RegEx Parsing for HTML attributes - one specific string - regex

With Delphi Rio, I am using an HTML/DOM parser. I am traversing the various nodes, and the parser is returning attributes/tags. Normally these are not a problem, but for some attributes/tag, the string returned includes multiple attributes. I need to parse this string into some type of container, such as a stringlist. The attribute string the parser returns already has the '<' and '> removed.
Some examples of attribute strings are:
data-partnumber="BB3312" class=""
class="cb10"
account_number = "11432" model = "pay_plan"
My end result that I want is a StringList, with one or more name=value pairs.
I have not used RegEx to any real degree, but I think that I want to use RegEx. Would this be a valid approach? For a RegEx pattern, I think the pattern I want is
\w\s?=\s?\"[^"]+"
To identify multiple matches within a string, I would use TRegex.Matches. Am I overlooking something here that will cause me issues later on?
*** ADDITIONAL INFO ***
Several people have suggested to use a decent parser. I am currently using the openSource HTML/DOM parser found here: https://github.com/sandbil/HTML-Parser
In light of that, I am posting more info... here is an HTML Snippet I am parsing. Look at the line I have added *** at the end. My parser is returning this as
Node.AttributeText= 'data-partnumber="B92024" data-model="pay_as_you_go" class="" '
Would a different HTML DOM parser return this as 3 different elements/attributes? If so, can someone recommend a parser?

MATERIAL PROVIDED =>

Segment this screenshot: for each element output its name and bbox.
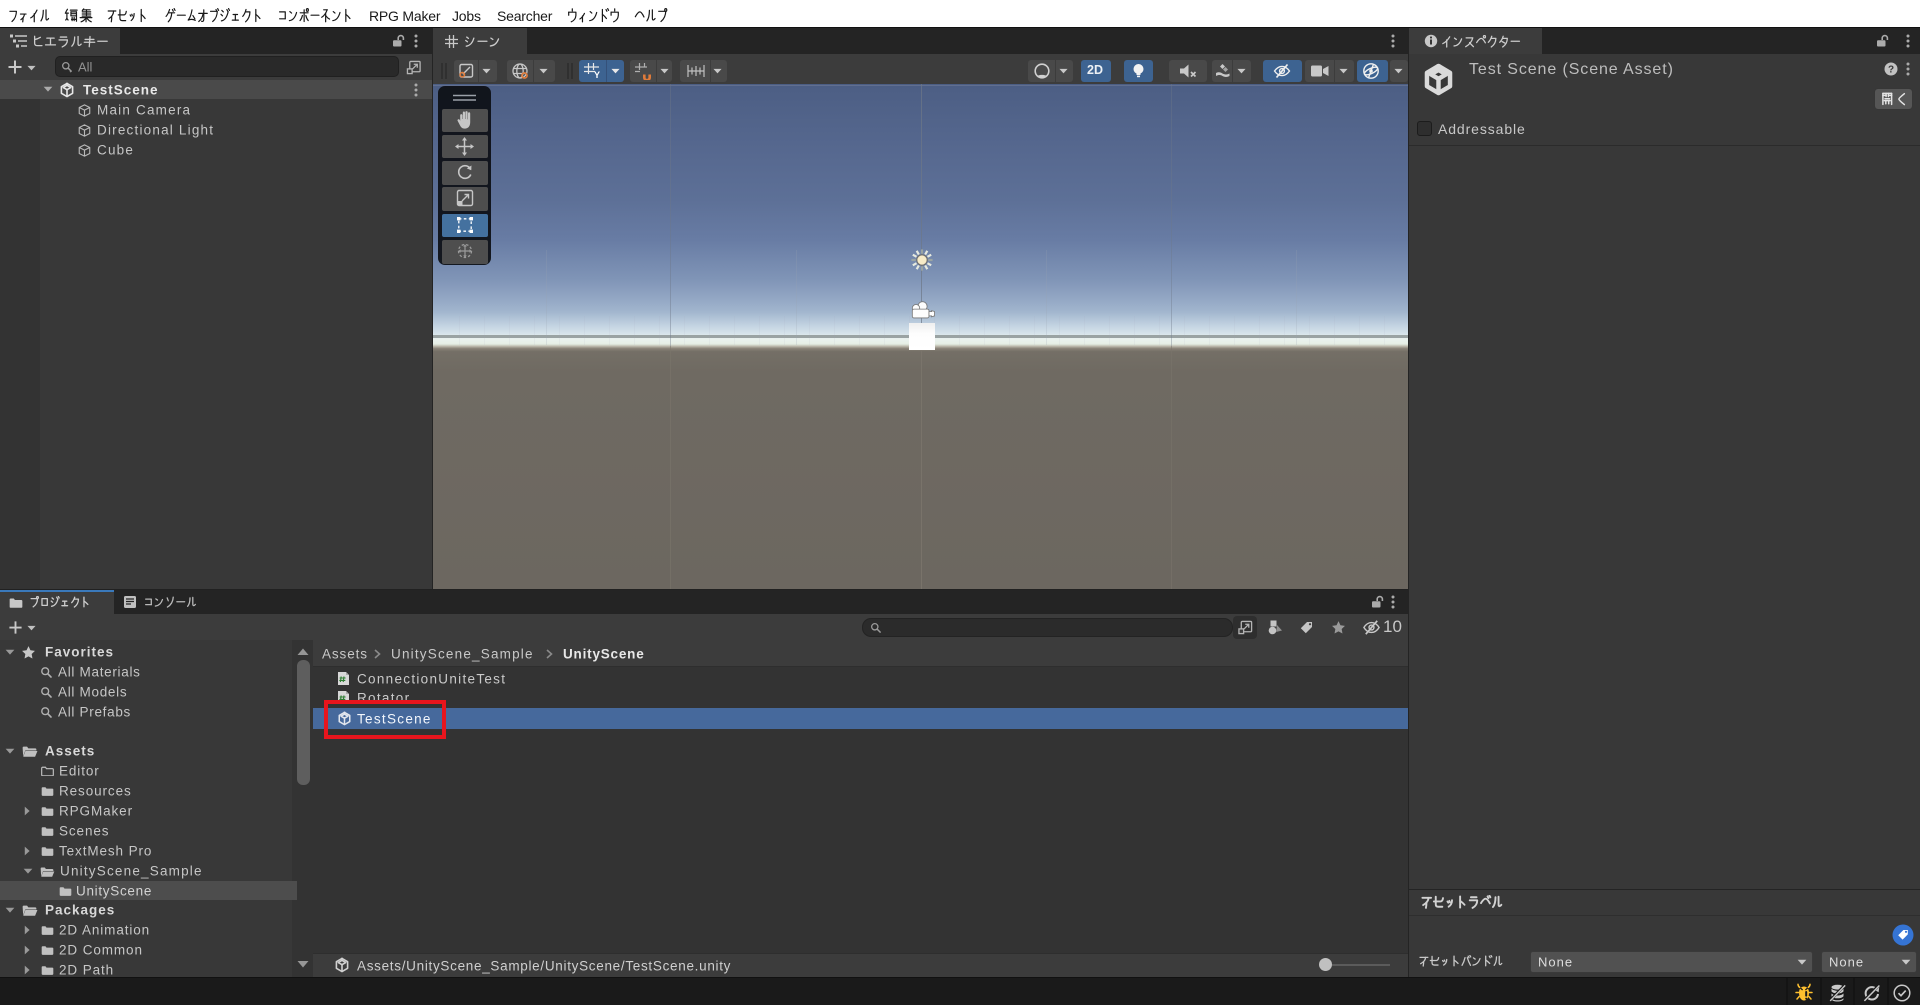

---

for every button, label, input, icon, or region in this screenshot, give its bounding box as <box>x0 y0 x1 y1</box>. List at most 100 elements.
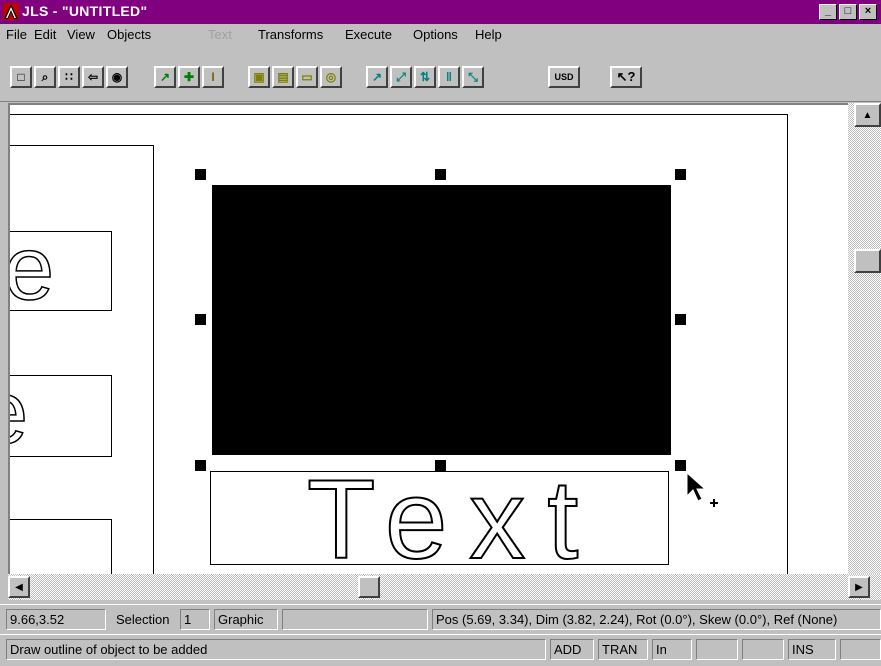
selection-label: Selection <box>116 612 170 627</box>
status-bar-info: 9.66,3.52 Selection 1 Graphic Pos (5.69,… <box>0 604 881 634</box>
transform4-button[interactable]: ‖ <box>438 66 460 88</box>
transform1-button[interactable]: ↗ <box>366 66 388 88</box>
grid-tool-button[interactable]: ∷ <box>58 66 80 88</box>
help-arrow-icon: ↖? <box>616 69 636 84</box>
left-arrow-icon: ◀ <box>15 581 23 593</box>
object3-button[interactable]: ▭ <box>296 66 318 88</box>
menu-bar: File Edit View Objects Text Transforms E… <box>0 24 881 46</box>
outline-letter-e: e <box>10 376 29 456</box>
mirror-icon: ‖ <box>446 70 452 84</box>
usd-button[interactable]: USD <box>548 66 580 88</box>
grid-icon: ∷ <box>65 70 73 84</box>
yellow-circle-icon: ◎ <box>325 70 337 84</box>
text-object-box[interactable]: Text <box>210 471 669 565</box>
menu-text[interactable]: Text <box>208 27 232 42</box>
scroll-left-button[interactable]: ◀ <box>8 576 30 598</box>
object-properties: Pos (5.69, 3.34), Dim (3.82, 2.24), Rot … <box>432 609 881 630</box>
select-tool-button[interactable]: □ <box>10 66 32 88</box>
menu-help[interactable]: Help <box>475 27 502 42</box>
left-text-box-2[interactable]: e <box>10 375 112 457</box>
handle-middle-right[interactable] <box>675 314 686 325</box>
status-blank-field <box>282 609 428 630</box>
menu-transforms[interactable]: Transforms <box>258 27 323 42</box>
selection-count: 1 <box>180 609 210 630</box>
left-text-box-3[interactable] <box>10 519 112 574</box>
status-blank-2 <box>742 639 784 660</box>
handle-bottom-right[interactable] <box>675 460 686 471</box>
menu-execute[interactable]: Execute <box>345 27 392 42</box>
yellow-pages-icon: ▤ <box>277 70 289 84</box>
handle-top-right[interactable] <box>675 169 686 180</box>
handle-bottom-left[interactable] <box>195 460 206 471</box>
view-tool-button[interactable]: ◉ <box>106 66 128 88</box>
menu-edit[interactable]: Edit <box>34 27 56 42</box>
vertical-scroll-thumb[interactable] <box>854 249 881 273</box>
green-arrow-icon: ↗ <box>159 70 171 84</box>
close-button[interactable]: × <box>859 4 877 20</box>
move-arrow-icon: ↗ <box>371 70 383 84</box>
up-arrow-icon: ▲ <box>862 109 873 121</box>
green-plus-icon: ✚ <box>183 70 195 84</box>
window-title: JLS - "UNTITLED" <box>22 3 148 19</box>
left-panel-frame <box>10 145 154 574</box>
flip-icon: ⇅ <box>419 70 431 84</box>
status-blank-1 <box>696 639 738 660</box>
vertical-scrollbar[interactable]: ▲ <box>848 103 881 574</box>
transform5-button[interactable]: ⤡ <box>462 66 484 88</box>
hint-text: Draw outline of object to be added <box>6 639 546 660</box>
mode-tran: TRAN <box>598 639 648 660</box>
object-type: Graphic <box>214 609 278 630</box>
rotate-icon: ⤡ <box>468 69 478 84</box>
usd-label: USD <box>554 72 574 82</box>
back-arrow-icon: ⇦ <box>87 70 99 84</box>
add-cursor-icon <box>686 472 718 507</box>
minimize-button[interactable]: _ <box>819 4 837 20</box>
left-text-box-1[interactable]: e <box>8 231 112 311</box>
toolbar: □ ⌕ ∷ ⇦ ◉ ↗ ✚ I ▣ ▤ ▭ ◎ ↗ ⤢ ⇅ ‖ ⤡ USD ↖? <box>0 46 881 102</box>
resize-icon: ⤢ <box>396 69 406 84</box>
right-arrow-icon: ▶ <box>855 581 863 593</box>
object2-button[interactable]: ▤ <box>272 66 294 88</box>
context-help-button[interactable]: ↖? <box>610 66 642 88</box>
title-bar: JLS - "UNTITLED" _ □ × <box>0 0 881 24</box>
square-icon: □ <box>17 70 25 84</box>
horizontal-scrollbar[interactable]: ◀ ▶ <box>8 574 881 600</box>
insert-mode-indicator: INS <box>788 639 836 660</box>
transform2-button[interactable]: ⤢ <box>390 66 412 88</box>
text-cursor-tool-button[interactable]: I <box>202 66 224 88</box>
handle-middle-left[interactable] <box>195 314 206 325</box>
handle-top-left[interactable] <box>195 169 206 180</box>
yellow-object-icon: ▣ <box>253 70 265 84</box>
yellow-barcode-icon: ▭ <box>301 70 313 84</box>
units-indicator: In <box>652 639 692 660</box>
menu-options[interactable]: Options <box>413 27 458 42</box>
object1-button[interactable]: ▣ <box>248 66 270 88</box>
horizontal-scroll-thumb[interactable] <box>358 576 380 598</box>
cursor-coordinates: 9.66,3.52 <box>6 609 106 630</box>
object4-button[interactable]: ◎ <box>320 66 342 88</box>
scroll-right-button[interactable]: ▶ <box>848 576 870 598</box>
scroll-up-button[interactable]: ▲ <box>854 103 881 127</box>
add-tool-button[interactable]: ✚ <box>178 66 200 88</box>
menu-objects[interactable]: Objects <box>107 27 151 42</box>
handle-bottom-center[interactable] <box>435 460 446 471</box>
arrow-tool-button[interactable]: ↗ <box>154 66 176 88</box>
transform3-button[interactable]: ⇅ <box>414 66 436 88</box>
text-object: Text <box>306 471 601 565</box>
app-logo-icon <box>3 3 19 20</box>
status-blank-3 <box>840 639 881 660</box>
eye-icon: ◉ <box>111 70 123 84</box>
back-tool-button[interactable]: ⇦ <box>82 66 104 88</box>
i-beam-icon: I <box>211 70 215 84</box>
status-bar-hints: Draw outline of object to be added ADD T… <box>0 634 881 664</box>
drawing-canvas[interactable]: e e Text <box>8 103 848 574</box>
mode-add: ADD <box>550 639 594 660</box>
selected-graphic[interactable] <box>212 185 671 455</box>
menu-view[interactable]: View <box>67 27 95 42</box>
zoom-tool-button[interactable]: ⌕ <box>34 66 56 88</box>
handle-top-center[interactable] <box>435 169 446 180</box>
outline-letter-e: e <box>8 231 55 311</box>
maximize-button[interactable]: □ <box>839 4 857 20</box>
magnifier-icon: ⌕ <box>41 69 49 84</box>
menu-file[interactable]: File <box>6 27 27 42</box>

INSTRUCTIONS =>
a) In the Delphi regex post, what end result does the poster want?
b) From the Delphi regex post, extract the passage between "RegEx Parsing for" and "more name=value pairs.", inclusive.

EXPECTED RESPONSES =>
a) A StringList with one or more name=value pairs.

b)
RegEx Parsing for HTML attributes - one specific string - regex

With Delphi Rio, I am using an HTML/DOM parser. I am traversing the various nodes, and the parser is returning attributes/tags. Normally these are not a problem, but for some attributes/tag, the string returned includes multiple attributes. I need to parse this string into some type of container, such as a stringlist. The attribute string the parser returns already has the '<' and '> removed.
Some examples of attribute strings are:
data-partnumber="BB3312" class=""
class="cb10"
account_number = "11432" model = "pay_plan"
My end result that I want is a StringList, with one or more name=value pairs.